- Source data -
===

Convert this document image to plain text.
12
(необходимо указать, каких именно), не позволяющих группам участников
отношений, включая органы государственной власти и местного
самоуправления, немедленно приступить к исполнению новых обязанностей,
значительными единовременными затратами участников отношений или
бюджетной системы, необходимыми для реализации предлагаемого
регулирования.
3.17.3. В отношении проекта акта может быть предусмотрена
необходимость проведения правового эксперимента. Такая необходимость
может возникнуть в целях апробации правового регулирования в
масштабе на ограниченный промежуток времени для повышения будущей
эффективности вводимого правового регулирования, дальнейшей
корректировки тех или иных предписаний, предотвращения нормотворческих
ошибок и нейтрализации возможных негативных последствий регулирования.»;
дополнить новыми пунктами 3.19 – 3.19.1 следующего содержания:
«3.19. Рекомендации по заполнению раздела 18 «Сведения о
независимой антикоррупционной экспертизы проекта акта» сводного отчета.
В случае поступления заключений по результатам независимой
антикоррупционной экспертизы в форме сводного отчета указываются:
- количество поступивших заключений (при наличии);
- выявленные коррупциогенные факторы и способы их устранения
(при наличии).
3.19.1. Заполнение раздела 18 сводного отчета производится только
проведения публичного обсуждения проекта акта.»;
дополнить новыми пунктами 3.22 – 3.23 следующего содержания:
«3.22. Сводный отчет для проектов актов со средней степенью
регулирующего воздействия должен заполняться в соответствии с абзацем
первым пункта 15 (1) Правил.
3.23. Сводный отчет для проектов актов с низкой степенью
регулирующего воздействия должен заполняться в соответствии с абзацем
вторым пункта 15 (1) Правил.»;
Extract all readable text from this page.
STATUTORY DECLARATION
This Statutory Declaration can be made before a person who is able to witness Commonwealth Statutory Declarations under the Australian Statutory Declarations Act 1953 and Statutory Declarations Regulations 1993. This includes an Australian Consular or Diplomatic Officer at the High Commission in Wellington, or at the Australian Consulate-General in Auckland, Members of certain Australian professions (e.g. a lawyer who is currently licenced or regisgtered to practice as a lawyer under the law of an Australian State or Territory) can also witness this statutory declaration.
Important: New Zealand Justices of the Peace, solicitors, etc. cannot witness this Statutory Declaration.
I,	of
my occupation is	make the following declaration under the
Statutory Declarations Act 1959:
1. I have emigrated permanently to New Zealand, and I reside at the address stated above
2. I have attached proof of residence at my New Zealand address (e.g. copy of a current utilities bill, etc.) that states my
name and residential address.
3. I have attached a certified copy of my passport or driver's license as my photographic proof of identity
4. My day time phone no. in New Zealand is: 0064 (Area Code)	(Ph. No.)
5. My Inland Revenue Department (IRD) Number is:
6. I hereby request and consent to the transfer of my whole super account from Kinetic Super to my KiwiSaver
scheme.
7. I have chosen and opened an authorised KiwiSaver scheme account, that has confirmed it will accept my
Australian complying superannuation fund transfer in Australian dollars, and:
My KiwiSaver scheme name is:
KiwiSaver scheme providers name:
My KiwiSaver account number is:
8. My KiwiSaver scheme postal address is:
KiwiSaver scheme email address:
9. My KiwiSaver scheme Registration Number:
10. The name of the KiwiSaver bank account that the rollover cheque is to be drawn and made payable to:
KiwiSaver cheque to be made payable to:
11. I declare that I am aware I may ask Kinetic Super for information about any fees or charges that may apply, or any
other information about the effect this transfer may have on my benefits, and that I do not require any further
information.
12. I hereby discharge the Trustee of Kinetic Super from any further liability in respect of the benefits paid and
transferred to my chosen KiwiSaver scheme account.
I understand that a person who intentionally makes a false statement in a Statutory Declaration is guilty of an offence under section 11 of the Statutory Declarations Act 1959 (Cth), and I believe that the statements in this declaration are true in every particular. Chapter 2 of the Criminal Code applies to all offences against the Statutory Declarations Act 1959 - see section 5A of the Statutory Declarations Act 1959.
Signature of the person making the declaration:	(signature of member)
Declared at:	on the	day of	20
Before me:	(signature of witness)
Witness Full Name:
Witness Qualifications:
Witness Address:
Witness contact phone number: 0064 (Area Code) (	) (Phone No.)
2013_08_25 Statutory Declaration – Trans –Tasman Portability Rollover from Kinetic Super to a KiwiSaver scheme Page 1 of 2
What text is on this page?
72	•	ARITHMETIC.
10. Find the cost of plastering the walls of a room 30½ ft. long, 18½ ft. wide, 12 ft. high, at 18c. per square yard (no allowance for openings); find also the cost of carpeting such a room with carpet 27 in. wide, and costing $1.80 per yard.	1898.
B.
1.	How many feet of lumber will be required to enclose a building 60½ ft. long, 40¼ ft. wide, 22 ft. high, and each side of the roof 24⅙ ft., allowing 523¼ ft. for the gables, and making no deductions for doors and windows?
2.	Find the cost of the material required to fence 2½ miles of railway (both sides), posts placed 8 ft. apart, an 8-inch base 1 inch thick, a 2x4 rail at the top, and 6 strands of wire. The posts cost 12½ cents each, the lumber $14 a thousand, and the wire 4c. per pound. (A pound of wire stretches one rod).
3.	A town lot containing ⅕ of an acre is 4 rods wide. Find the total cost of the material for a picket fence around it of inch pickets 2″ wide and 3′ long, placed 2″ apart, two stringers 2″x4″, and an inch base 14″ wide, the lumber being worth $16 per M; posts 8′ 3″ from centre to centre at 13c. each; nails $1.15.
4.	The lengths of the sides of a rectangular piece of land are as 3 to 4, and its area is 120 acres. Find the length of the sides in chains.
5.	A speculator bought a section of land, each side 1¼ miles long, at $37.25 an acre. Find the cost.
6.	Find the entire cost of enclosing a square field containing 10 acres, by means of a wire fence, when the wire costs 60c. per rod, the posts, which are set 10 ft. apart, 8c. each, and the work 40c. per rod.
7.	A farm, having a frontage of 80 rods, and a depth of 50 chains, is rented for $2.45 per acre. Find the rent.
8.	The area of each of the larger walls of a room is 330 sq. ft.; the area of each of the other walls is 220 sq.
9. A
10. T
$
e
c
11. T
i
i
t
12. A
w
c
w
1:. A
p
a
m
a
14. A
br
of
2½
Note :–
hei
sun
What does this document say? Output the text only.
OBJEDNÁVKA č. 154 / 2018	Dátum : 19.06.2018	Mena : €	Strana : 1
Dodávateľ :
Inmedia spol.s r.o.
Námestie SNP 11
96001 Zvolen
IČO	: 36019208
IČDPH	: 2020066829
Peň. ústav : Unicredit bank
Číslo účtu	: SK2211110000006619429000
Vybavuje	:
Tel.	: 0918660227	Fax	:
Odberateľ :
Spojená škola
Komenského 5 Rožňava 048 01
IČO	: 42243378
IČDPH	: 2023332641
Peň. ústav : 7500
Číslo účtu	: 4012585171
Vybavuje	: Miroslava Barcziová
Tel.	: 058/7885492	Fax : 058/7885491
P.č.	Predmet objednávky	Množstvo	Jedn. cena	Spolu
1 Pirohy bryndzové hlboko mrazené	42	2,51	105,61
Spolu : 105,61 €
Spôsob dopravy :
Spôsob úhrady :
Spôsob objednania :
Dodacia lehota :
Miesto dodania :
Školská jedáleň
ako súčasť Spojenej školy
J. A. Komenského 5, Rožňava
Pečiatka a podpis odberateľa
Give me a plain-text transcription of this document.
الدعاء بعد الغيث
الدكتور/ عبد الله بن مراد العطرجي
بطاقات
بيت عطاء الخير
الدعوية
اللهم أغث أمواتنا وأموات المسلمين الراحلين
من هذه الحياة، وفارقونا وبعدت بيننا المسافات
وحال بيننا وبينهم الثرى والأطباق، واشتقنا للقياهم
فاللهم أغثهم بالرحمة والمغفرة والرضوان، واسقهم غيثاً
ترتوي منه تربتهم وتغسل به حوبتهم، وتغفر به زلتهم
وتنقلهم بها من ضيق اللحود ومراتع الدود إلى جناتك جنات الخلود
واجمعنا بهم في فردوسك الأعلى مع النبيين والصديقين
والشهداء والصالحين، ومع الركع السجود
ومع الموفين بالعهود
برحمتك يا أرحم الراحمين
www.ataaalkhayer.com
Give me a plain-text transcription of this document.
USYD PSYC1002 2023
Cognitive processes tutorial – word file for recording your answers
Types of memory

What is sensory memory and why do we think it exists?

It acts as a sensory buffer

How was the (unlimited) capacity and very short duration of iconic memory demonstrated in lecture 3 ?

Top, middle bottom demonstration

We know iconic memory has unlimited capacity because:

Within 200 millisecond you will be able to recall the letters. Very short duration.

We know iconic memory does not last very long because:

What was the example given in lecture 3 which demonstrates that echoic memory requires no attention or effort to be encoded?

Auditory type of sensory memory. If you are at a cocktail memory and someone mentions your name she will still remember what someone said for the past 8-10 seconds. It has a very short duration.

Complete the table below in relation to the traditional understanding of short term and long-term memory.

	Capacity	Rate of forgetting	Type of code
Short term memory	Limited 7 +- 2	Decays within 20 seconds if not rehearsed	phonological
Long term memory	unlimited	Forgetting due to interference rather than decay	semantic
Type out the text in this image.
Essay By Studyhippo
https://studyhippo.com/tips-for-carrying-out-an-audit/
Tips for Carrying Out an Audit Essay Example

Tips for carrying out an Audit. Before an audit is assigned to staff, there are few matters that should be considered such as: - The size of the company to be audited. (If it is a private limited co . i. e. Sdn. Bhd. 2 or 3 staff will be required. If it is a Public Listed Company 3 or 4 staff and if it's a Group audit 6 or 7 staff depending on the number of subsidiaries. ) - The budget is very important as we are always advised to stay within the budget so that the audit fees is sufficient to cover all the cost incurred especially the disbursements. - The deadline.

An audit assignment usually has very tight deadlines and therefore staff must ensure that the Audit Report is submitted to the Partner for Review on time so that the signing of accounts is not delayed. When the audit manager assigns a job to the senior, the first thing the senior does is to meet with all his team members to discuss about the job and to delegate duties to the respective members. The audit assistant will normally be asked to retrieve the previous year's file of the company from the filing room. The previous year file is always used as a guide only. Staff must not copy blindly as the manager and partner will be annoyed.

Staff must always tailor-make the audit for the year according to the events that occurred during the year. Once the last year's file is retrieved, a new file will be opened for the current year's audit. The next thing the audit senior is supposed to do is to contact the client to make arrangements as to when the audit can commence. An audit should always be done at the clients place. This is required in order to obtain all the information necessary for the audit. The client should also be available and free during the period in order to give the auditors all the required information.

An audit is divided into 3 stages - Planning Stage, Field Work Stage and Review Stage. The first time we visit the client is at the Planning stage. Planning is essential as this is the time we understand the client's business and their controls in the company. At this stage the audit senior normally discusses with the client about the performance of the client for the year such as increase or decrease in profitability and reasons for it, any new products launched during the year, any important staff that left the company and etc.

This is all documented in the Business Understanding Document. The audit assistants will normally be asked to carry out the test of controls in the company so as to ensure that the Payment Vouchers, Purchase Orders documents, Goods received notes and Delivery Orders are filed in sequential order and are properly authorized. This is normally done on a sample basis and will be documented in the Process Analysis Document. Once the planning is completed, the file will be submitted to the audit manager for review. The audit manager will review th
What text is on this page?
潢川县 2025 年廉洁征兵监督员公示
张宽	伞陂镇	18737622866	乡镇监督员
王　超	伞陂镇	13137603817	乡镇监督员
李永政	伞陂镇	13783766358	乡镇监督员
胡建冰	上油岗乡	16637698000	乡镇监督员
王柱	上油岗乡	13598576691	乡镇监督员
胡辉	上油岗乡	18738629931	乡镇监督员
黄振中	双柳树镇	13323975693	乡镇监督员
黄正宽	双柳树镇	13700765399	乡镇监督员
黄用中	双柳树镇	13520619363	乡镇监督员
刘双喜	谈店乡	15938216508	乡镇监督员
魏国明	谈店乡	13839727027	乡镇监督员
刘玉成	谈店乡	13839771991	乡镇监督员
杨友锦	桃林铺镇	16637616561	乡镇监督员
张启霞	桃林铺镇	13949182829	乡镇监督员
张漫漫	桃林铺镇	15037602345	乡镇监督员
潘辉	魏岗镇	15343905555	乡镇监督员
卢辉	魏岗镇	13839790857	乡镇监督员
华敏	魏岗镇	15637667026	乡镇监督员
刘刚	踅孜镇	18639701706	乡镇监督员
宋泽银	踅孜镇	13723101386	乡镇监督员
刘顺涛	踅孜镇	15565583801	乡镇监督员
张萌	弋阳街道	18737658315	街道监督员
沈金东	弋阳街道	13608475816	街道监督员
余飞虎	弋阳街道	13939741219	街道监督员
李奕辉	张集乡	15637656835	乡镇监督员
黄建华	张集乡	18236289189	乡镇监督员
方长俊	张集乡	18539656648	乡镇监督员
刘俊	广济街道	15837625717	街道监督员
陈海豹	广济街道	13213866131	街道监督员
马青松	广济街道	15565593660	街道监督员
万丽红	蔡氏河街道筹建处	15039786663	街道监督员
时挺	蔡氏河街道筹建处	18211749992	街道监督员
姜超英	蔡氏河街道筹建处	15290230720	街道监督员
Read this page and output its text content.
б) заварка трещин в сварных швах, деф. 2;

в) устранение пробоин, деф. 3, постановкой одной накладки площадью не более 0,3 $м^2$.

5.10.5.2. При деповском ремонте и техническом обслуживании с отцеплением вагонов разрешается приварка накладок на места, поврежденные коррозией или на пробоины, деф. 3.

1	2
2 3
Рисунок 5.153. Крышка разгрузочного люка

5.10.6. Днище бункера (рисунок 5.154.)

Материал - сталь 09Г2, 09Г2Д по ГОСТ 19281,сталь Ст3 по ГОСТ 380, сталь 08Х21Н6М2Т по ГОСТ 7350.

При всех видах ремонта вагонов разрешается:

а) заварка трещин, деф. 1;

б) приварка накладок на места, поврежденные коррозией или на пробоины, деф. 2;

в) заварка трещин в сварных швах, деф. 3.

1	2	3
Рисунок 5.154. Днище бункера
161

===

- EXERCISE DIRECTIONS -
Pull out every line holding "placed" from the records above, and copy it.

- CORRECT RESULT -
2.	Find the cost of the material required to fence 2½ miles of railway (both sides), posts placed 8 ft. apart, an 8-inch base 1 inch thick, a 2x4 rail at the top, and 6 strands of wire. The posts cost 12½ cents each, the lumber $14 a thousand, and the wire 4c. per pound. (A pound of wire stretches one rod).
3.	A town lot containing ⅕ of an acre is 4 rods wide. Find the total cost of the material for a picket fence around it of inch pickets 2″ wide and 3′ long, placed 2″ apart, two stringers 2″x4″, and an inch base 14″ wide, the lumber being worth $16 per M; posts 8′ 3″ from centre to centre at 13c. each; nails $1.15.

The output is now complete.